Skip every picture and transcribe the remaining material exactly.
━━━━━━━━━━━━━━━━
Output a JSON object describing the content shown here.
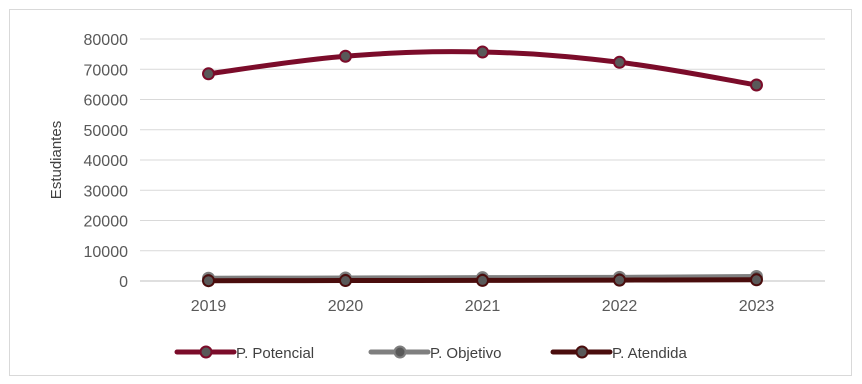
{
  "chart_data": {
    "type": "line",
    "title": "",
    "xlabel": "",
    "ylabel": "Estudiantes",
    "categories": [
      "2019",
      "2020",
      "2021",
      "2022",
      "2023"
    ],
    "ylim": [
      0,
      80000
    ],
    "yticks": [
      "0",
      "10000",
      "20000",
      "30000",
      "40000",
      "50000",
      "60000",
      "70000",
      "80000"
    ],
    "grid": "horizontal",
    "legend_position": "bottom",
    "series": [
      {
        "name": "P. Potencial",
        "color": "#7b0c2a",
        "values": [
          68500,
          74300,
          75700,
          72300,
          64800
        ]
      },
      {
        "name": "P. Objetivo",
        "color": "#7f7f7f",
        "values": [
          900,
          1000,
          1100,
          1200,
          1500
        ]
      },
      {
        "name": "P. Atendida",
        "color": "#4a0d0d",
        "values": [
          100,
          150,
          200,
          300,
          400
        ]
      }
    ]
  }
}
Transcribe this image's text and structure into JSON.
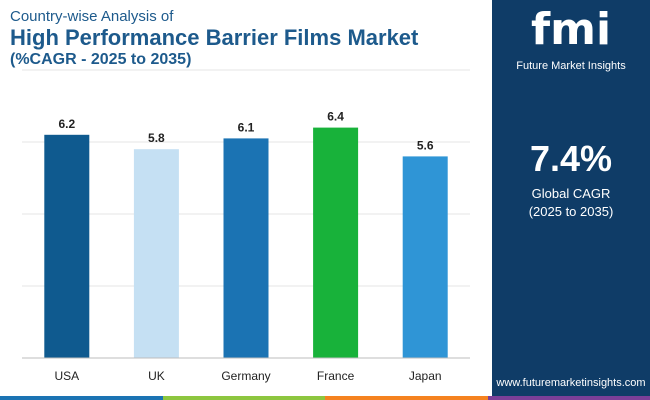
{
  "header": {
    "kicker": "Country-wise Analysis of",
    "title": "High Performance Barrier Films Market",
    "subtitle": "(%CAGR - 2025 to 2035)"
  },
  "side_panel": {
    "logo_text": "fmi",
    "logo_subtitle": "Future Market Insights",
    "cagr_value": "7.4%",
    "cagr_label": "Global CAGR",
    "cagr_period": "(2025 to 2035)",
    "website": "www.futuremarketinsights.com",
    "background_color": "#0f3c67"
  },
  "chart_data": {
    "type": "bar",
    "categories": [
      "USA",
      "UK",
      "Germany",
      "France",
      "Japan"
    ],
    "values": [
      6.2,
      5.8,
      6.1,
      6.4,
      5.6
    ],
    "colors": [
      "#0f5a8f",
      "#c5e0f3",
      "#1b73b3",
      "#18b23a",
      "#2f95d6"
    ],
    "ylim": [
      0,
      8
    ],
    "grid": true
  },
  "strip_colors": [
    "#1b73b3",
    "#8dc63f",
    "#f58220",
    "#7b3f98"
  ]
}
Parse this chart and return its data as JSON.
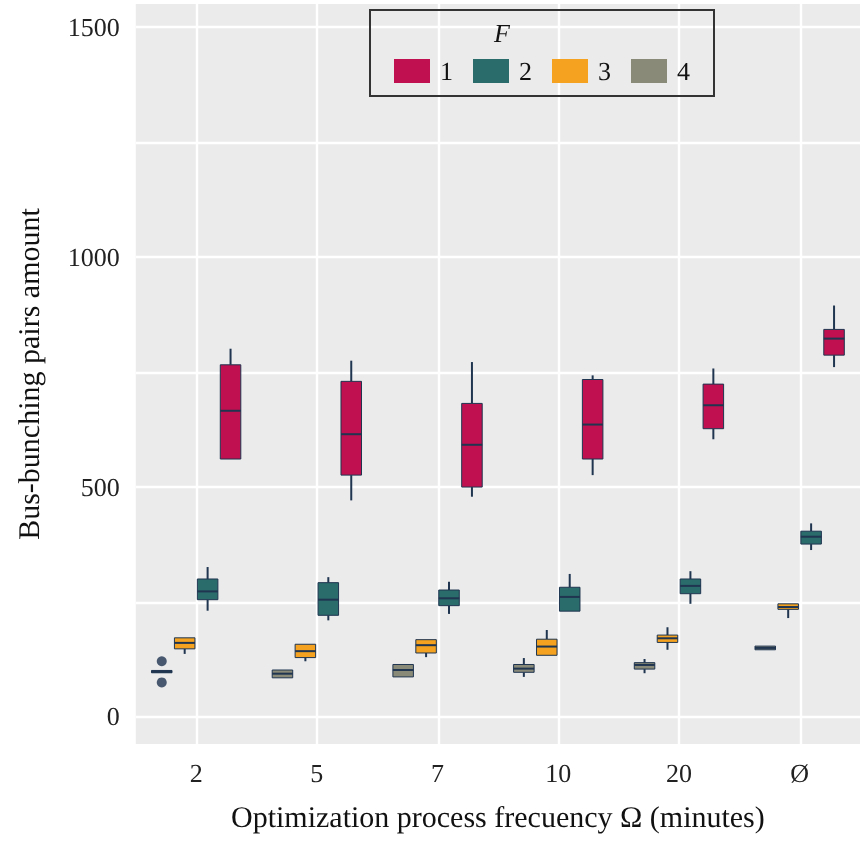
━━━━━━━━━━━━━━━━
• _Expected answer_
Output a JSON object describing the content shown here.
{
  "chart_data": {
    "type": "line",
    "title": "",
    "xlabel": "",
    "ylabel": "Estudiantes",
    "categories": [
      "2019",
      "2020",
      "2021",
      "2022",
      "2023"
    ],
    "ylim": [
      0,
      80000
    ],
    "yticks": [
      "0",
      "10000",
      "20000",
      "30000",
      "40000",
      "50000",
      "60000",
      "70000",
      "80000"
    ],
    "grid": "horizontal",
    "legend_position": "bottom",
    "series": [
      {
        "name": "P. Potencial",
        "color": "#7b0c2a",
        "values": [
          68500,
          74300,
          75700,
          72300,
          64800
        ]
      },
      {
        "name": "P. Objetivo",
        "color": "#7f7f7f",
        "values": [
          900,
          1000,
          1100,
          1200,
          1500
        ]
      },
      {
        "name": "P. Atendida",
        "color": "#4a0d0d",
        "values": [
          100,
          150,
          200,
          300,
          400
        ]
      }
    ]
  }
}
Transcribe this image's text and structure into JSON.
{
  "header": {
    "kicker": "Country-wise Analysis of",
    "title": "High Performance Barrier Films Market",
    "subtitle": "(%CAGR - 2025 to 2035)"
  },
  "side_panel": {
    "logo_text": "fmi",
    "logo_subtitle": "Future Market Insights",
    "cagr_value": "7.4%",
    "cagr_label": "Global CAGR",
    "cagr_period": "(2025 to 2035)",
    "website": "www.futuremarketinsights.com",
    "background_color": "#0f3c67"
  },
  "chart_data": {
    "type": "bar",
    "categories": [
      "USA",
      "UK",
      "Germany",
      "France",
      "Japan"
    ],
    "values": [
      6.2,
      5.8,
      6.1,
      6.4,
      5.6
    ],
    "colors": [
      "#0f5a8f",
      "#c5e0f3",
      "#1b73b3",
      "#18b23a",
      "#2f95d6"
    ],
    "ylim": [
      0,
      8
    ],
    "grid": true
  },
  "strip_colors": [
    "#1b73b3",
    "#8dc63f",
    "#f58220",
    "#7b3f98"
  ]
}
Parse this chart and return its data as JSON.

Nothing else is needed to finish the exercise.